::: Data in this exercise :::

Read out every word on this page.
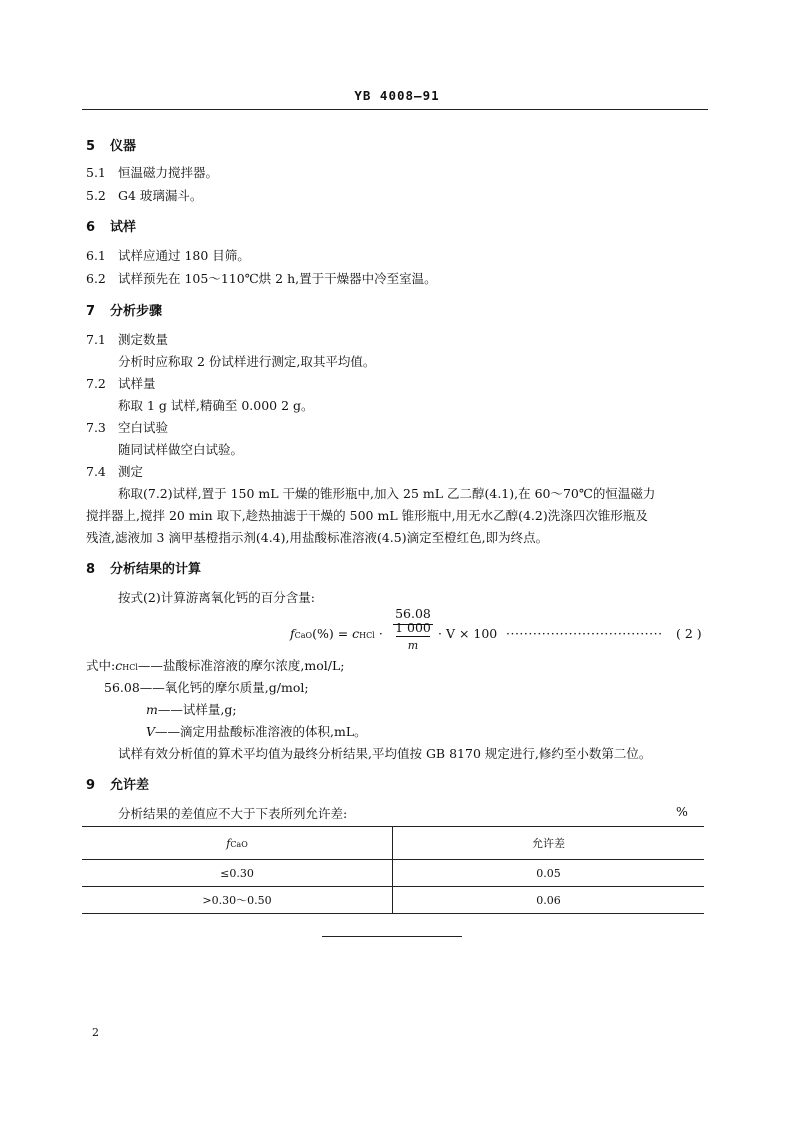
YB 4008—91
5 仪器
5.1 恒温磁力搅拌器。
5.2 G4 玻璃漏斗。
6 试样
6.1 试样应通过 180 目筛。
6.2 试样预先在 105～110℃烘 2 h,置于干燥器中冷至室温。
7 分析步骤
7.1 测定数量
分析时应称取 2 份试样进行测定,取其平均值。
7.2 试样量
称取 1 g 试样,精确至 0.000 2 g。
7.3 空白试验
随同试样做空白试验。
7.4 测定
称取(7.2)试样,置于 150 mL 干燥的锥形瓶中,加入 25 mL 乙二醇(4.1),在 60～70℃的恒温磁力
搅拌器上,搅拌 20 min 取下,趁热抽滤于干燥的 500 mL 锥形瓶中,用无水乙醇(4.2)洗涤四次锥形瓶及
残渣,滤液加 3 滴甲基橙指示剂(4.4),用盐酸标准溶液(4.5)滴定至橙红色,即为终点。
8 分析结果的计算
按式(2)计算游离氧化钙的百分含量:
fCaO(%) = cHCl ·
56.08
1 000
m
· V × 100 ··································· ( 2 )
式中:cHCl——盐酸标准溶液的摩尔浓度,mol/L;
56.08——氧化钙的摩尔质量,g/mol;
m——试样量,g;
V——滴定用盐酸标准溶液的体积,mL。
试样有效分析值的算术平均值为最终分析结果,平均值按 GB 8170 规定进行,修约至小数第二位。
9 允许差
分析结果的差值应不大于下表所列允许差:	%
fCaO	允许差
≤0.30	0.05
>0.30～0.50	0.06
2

:::

▶ _Written request_: Omit the pictures and restate the rest of the records verbatim.

▶ _Correct result_:
Read out every word on this page.
YB 4008—91
5 仪器
5.1 恒温磁力搅拌器。
5.2 G4 玻璃漏斗。
6 试样
6.1 试样应通过 180 目筛。
6.2 试样预先在 105～110℃烘 2 h,置于干燥器中冷至室温。
7 分析步骤
7.1 测定数量
分析时应称取 2 份试样进行测定,取其平均值。
7.2 试样量
称取 1 g 试样,精确至 0.000 2 g。
7.3 空白试验
随同试样做空白试验。
7.4 测定
称取(7.2)试样,置于 150 mL 干燥的锥形瓶中,加入 25 mL 乙二醇(4.1),在 60～70℃的恒温磁力
搅拌器上,搅拌 20 min 取下,趁热抽滤于干燥的 500 mL 锥形瓶中,用无水乙醇(4.2)洗涤四次锥形瓶及
残渣,滤液加 3 滴甲基橙指示剂(4.4),用盐酸标准溶液(4.5)滴定至橙红色,即为终点。
8 分析结果的计算
按式(2)计算游离氧化钙的百分含量:
fCaO(%) = cHCl ·
56.08
1 000
m
· V × 100 ··································· ( 2 )
式中:cHCl——盐酸标准溶液的摩尔浓度,mol/L;
56.08——氧化钙的摩尔质量,g/mol;
m——试样量,g;
V——滴定用盐酸标准溶液的体积,mL。
试样有效分析值的算术平均值为最终分析结果,平均值按 GB 8170 规定进行,修约至小数第二位。
9 允许差
分析结果的差值应不大于下表所列允许差:	%
fCaO	允许差
≤0.30	0.05
>0.30～0.50	0.06
2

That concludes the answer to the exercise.